__TASK INSTRUCTIONS__
All of the material below is to be returned exactly.

_ _ _ _

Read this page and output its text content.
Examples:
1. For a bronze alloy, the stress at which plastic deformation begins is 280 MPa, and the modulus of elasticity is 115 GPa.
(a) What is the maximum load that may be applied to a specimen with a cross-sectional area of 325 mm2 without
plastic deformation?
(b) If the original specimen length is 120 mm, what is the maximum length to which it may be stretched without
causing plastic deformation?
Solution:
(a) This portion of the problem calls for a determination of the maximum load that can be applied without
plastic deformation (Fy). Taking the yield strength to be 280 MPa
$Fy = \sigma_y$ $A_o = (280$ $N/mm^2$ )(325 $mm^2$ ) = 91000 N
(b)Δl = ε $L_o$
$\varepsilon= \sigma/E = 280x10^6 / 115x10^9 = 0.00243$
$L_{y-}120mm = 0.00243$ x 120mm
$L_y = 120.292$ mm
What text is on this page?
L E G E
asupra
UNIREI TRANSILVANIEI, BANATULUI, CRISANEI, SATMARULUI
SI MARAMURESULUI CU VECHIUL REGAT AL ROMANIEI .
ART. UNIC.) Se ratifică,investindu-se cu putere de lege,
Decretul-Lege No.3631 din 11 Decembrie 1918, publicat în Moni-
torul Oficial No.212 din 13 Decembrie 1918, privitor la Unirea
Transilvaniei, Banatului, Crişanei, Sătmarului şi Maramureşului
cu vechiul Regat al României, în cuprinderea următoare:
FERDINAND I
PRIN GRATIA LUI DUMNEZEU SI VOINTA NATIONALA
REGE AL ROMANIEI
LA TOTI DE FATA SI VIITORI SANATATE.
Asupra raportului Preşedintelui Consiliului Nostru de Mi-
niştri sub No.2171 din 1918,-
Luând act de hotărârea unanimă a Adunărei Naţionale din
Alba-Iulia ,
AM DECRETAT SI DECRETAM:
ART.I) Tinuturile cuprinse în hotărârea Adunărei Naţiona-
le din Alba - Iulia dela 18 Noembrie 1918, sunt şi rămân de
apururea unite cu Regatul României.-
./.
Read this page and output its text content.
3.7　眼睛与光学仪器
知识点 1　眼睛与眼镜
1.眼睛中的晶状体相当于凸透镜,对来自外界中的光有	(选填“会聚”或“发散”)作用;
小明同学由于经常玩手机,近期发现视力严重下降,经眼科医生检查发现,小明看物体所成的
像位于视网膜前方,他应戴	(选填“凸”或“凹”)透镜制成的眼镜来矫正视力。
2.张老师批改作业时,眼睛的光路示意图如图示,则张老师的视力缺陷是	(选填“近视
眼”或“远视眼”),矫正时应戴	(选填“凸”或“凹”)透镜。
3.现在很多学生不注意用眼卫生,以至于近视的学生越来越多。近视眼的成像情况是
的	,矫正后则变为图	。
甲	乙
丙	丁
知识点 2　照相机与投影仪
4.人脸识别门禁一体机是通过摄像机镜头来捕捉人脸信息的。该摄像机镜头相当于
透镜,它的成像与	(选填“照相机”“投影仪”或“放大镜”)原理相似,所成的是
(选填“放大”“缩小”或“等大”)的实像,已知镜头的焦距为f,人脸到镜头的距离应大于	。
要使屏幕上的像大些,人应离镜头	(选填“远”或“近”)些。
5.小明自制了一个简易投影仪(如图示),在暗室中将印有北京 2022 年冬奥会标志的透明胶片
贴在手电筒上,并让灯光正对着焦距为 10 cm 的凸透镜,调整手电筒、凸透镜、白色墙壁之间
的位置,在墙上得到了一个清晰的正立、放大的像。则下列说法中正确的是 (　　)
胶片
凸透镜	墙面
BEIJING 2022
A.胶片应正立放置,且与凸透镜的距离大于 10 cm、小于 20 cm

_ _ _ _

__TASK SOLUTION__
Read this page and output its text content.
Examples:
1. For a bronze alloy, the stress at which plastic deformation begins is 280 MPa, and the modulus of elasticity is 115 GPa.
(a) What is the maximum load that may be applied to a specimen with a cross-sectional area of 325 mm2 without
plastic deformation?
(b) If the original specimen length is 120 mm, what is the maximum length to which it may be stretched without
causing plastic deformation?
Solution:
(a) This portion of the problem calls for a determination of the maximum load that can be applied without
plastic deformation (Fy). Taking the yield strength to be 280 MPa
$Fy = \sigma_y$ $A_o = (280$ $N/mm^2$ )(325 $mm^2$ ) = 91000 N
(b)Δl = ε $L_o$
$\varepsilon= \sigma/E = 280x10^6 / 115x10^9 = 0.00243$
$L_{y-}120mm = 0.00243$ x 120mm
$L_y = 120.292$ mm
What text is on this page?
L E G E
asupra
UNIREI TRANSILVANIEI, BANATULUI, CRISANEI, SATMARULUI
SI MARAMURESULUI CU VECHIUL REGAT AL ROMANIEI .
ART. UNIC.) Se ratifică,investindu-se cu putere de lege,
Decretul-Lege No.3631 din 11 Decembrie 1918, publicat în Moni-
torul Oficial No.212 din 13 Decembrie 1918, privitor la Unirea
Transilvaniei, Banatului, Crişanei, Sătmarului şi Maramureşului
cu vechiul Regat al României, în cuprinderea următoare:
FERDINAND I
PRIN GRATIA LUI DUMNEZEU SI VOINTA NATIONALA
REGE AL ROMANIEI
LA TOTI DE FATA SI VIITORI SANATATE.
Asupra raportului Preşedintelui Consiliului Nostru de Mi-
niştri sub No.2171 din 1918,-
Luând act de hotărârea unanimă a Adunărei Naţionale din
Alba-Iulia ,
AM DECRETAT SI DECRETAM:
ART.I) Tinuturile cuprinse în hotărârea Adunărei Naţiona-
le din Alba - Iulia dela 18 Noembrie 1918, sunt şi rămân de
apururea unite cu Regatul României.-
./.
Read this page and output its text content.
3.7　眼睛与光学仪器
知识点 1　眼睛与眼镜
1.眼睛中的晶状体相当于凸透镜,对来自外界中的光有	(选填“会聚”或“发散”)作用;
小明同学由于经常玩手机,近期发现视力严重下降,经眼科医生检查发现,小明看物体所成的
像位于视网膜前方,他应戴	(选填“凸”或“凹”)透镜制成的眼镜来矫正视力。
2.张老师批改作业时,眼睛的光路示意图如图示,则张老师的视力缺陷是	(选填“近视
眼”或“远视眼”),矫正时应戴	(选填“凸”或“凹”)透镜。
3.现在很多学生不注意用眼卫生,以至于近视的学生越来越多。近视眼的成像情况是
的	,矫正后则变为图	。
甲	乙
丙	丁
知识点 2　照相机与投影仪
4.人脸识别门禁一体机是通过摄像机镜头来捕捉人脸信息的。该摄像机镜头相当于
透镜,它的成像与	(选填“照相机”“投影仪”或“放大镜”)原理相似,所成的是
(选填“放大”“缩小”或“等大”)的实像,已知镜头的焦距为f,人脸到镜头的距离应大于	。
要使屏幕上的像大些,人应离镜头	(选填“远”或“近”)些。
5.小明自制了一个简易投影仪(如图示),在暗室中将印有北京 2022 年冬奥会标志的透明胶片
贴在手电筒上,并让灯光正对着焦距为 10 cm 的凸透镜,调整手电筒、凸透镜、白色墙壁之间
的位置,在墙上得到了一个清晰的正立、放大的像。则下列说法中正确的是 (　　)
胶片
凸透镜	墙面
BEIJING 2022
A.胶片应正立放置,且与凸透镜的距离大于 10 cm、小于 20 cm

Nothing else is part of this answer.